(Data extract):
— begin —
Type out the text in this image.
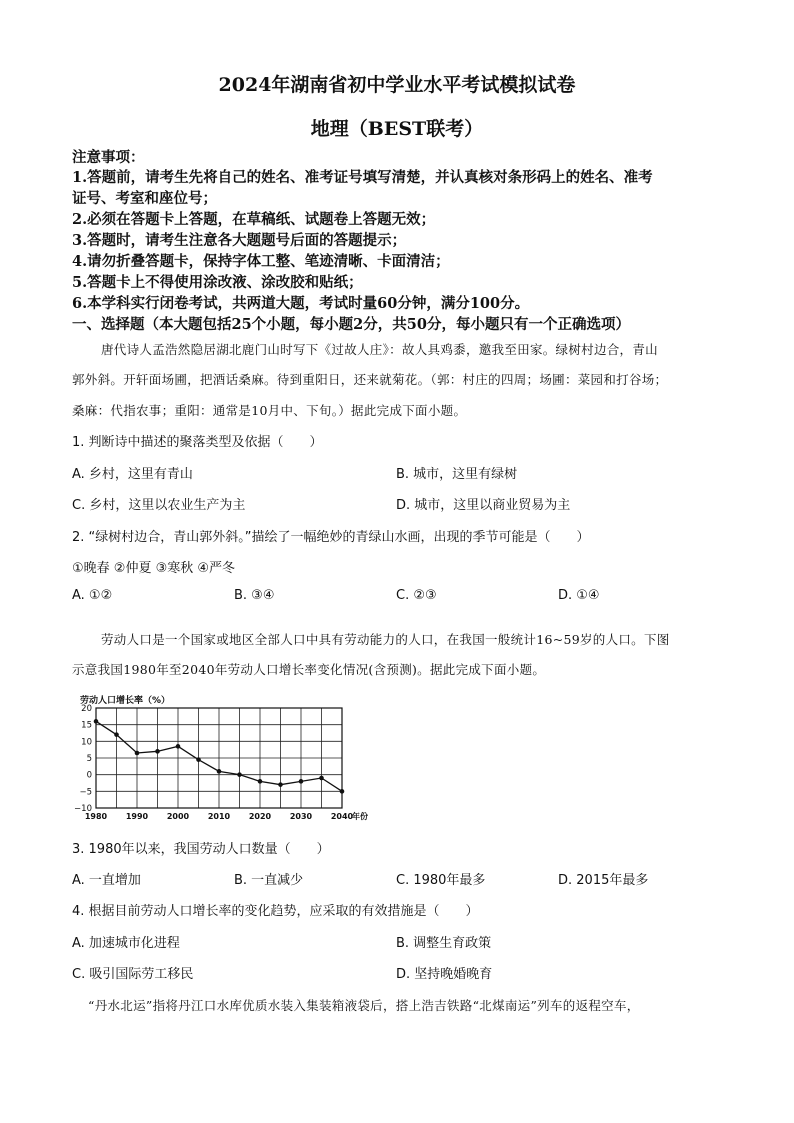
2024年湖南省初中学业水平考试模拟试卷
地理（BEST联考）
注意事项：
1.答题前，请考生先将自己的姓名、准考证号填写清楚，并认真核对条形码上的姓名、准考
证号、考室和座位号；
2.必须在答题卡上答题，在草稿纸、试题卷上答题无效；
3.答题时，请考生注意各大题题号后面的答题提示；
4.请勿折叠答题卡，保持字体工整、笔迹清晰、卡面清洁；
5.答题卡上不得使用涂改液、涂改胶和贴纸；
6.本学科实行闭卷考试，共两道大题，考试时量60分钟，满分100分。
一、选择题（本大题包括25个小题，每小题2分，共50分，每小题只有一个正确选项）
唐代诗人孟浩然隐居湖北鹿门山时写下《过故人庄》：故人具鸡黍，邀我至田家。绿树村边合，青山
郭外斜。开轩面场圃，把酒话桑麻。待到重阳日，还来就菊花。（郭：村庄的四周；场圃：菜园和打谷场；
桑麻：代指农事；重阳：通常是10月中、下旬。）据此完成下面小题。
1. 判断诗中描述的聚落类型及依据（　　）
A. 乡村，这里有青山	B. 城市，这里有绿树
C. 乡村，这里以农业生产为主	D. 城市，这里以商业贸易为主
2. “绿树村边合，青山郭外斜。”描绘了一幅绝妙的青绿山水画，出现的季节可能是（　　）
①晚春 ②仲夏 ③寒秋 ④严冬
A. ①②	B. ③④	C. ②③	D. ①④
劳动人口是一个国家或地区全部人口中具有劳动能力的人口，在我国一般统计16~59岁的人口。下图
示意我国1980年至2040年劳动人口增长率变化情况(含预测)。据此完成下面小题。
劳动人口增长率（%）
20
15
10
5
0
−5
−10
1980 1990 2000 2010 2020 2030 2040
年份
3. 1980年以来，我国劳动人口数量（　　）
A. 一直增加	B. 一直减少	C. 1980年最多	D. 2015年最多
4. 根据目前劳动人口增长率的变化趋势，应采取的有效措施是（　　）
A. 加速城市化进程	B. 调整生育政策
C. 吸引国际劳工移民	D. 坚持晚婚晚育
“丹水北运”指将丹江口水库优质水装入集装箱液袋后，搭上浩吉铁路“北煤南运”列车的返程空车，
— end —
(What this task involves): Extract each line holding the string "绿树村边合".

(Answer for the task):
唐代诗人孟浩然隐居湖北鹿门山时写下《过故人庄》：故人具鸡黍，邀我至田家。绿树村边合，青山
2. “绿树村边合，青山郭外斜。”描绘了一幅绝妙的青绿山水画，出现的季节可能是（　　）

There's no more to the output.